▶ Requirement
Extract each line holding the word "Дата" from the entries.

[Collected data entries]
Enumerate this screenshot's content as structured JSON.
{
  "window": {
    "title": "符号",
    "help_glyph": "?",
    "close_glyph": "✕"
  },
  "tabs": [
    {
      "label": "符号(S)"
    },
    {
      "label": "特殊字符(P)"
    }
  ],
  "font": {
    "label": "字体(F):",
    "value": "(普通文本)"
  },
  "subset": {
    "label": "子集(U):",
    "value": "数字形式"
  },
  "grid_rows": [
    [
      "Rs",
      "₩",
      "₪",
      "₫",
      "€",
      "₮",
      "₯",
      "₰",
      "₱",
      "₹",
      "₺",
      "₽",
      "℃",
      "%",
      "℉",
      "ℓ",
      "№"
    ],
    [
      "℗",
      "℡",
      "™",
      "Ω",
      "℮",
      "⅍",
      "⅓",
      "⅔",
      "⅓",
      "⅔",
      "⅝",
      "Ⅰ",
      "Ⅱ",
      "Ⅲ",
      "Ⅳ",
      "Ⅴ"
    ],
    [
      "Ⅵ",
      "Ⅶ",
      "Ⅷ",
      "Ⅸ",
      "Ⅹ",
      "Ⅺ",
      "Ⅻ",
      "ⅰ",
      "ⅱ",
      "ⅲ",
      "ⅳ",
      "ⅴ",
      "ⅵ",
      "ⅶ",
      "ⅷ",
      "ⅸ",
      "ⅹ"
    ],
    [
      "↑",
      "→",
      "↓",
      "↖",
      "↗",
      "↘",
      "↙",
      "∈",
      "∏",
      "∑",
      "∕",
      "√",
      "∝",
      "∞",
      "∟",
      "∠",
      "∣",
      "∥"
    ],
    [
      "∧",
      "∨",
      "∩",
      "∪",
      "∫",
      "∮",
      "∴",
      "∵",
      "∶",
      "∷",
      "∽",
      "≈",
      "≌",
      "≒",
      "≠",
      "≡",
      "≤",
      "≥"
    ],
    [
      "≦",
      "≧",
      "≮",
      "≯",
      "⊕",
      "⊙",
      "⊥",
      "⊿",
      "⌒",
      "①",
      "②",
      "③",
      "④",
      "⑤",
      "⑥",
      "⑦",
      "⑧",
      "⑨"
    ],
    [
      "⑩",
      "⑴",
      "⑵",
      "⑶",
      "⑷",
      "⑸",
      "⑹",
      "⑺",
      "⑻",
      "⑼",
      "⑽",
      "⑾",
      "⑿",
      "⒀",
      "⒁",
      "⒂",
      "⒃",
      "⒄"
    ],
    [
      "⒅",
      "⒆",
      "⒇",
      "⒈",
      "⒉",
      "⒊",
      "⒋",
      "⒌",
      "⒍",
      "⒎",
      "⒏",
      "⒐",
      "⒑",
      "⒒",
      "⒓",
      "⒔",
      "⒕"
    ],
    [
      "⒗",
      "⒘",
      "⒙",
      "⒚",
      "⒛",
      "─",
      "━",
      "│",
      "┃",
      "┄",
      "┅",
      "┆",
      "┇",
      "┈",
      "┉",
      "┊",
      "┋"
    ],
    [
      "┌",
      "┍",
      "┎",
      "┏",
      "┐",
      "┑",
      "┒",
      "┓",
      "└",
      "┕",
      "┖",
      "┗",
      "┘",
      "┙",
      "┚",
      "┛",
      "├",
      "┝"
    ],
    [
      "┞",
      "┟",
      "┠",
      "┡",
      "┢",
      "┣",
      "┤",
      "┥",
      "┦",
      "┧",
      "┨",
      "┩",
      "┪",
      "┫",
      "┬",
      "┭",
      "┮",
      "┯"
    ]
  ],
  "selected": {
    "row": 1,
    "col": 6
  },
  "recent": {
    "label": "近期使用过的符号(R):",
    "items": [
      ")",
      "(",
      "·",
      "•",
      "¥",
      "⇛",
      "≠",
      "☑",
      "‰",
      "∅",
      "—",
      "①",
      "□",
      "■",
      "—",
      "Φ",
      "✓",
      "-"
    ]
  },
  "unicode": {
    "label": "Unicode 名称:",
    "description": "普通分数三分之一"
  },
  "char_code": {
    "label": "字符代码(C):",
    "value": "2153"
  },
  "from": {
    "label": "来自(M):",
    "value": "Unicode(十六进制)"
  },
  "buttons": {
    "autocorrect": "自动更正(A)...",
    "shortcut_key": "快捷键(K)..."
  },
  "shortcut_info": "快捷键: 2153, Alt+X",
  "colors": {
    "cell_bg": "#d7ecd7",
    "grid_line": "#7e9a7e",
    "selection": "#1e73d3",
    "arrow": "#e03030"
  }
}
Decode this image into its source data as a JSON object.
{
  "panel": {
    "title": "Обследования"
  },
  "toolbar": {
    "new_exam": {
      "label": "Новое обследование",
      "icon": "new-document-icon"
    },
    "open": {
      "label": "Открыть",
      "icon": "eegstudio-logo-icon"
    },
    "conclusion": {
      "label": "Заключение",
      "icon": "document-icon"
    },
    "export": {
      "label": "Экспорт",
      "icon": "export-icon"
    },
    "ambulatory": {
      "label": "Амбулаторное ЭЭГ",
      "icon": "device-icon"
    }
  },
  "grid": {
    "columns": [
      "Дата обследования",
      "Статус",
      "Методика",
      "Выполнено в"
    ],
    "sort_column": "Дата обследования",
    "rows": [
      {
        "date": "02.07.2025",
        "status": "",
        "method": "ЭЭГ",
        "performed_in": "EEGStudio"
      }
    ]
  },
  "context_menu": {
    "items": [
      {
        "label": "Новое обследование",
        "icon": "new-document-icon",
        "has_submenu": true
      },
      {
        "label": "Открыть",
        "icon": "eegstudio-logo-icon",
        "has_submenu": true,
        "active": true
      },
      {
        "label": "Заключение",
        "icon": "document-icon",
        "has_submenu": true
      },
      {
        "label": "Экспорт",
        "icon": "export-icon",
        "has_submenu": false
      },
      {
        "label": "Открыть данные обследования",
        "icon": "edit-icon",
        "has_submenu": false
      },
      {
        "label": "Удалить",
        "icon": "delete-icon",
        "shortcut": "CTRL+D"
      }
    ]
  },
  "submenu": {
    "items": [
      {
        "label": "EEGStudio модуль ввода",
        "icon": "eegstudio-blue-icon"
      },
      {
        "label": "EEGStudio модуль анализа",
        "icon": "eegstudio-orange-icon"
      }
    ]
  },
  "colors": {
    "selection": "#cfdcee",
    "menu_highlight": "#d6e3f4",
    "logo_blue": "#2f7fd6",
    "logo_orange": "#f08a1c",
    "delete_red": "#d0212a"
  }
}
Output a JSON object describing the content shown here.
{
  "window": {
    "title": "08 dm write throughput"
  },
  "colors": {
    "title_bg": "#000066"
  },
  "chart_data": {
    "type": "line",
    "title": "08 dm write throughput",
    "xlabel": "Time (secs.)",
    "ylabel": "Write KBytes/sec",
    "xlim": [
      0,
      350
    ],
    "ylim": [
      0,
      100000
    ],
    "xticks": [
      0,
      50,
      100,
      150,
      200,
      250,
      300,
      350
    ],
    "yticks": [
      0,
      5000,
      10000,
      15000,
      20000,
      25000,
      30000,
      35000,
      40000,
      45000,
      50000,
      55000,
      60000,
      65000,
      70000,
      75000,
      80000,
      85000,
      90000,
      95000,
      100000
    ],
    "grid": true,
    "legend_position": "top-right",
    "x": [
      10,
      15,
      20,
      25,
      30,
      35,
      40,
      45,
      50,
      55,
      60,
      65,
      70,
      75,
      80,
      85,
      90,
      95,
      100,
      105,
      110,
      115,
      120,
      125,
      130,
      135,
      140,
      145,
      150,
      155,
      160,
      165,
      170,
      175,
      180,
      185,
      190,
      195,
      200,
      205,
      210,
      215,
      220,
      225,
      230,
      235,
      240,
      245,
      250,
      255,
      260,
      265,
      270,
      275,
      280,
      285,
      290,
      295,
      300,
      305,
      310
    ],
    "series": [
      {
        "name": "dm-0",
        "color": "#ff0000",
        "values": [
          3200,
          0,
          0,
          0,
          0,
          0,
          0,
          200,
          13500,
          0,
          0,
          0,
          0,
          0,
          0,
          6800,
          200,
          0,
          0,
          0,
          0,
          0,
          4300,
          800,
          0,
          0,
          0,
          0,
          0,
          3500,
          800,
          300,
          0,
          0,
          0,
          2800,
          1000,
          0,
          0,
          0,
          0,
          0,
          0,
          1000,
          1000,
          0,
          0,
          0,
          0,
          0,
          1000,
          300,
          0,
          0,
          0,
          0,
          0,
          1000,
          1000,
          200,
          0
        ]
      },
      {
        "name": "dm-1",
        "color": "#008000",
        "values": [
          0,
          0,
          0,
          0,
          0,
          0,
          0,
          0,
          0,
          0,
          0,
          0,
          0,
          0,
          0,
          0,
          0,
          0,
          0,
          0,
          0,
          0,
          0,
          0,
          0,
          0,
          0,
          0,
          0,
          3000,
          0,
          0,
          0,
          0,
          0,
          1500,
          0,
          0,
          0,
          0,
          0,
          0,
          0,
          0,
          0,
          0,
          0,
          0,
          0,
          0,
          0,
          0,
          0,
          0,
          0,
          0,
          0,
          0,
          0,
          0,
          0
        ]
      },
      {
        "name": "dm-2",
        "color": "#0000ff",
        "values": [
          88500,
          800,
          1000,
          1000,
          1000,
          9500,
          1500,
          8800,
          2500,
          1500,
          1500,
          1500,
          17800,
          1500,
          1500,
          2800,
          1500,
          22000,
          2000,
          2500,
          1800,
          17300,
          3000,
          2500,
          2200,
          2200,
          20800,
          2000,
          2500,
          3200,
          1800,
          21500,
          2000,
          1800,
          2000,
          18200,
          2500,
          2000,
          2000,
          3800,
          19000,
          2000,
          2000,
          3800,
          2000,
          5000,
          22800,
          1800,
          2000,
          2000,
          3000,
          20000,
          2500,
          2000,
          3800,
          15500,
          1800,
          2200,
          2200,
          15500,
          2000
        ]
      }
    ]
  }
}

▶ Exercise output
      "Дата обследования",
    "sort_column": "Дата обследования",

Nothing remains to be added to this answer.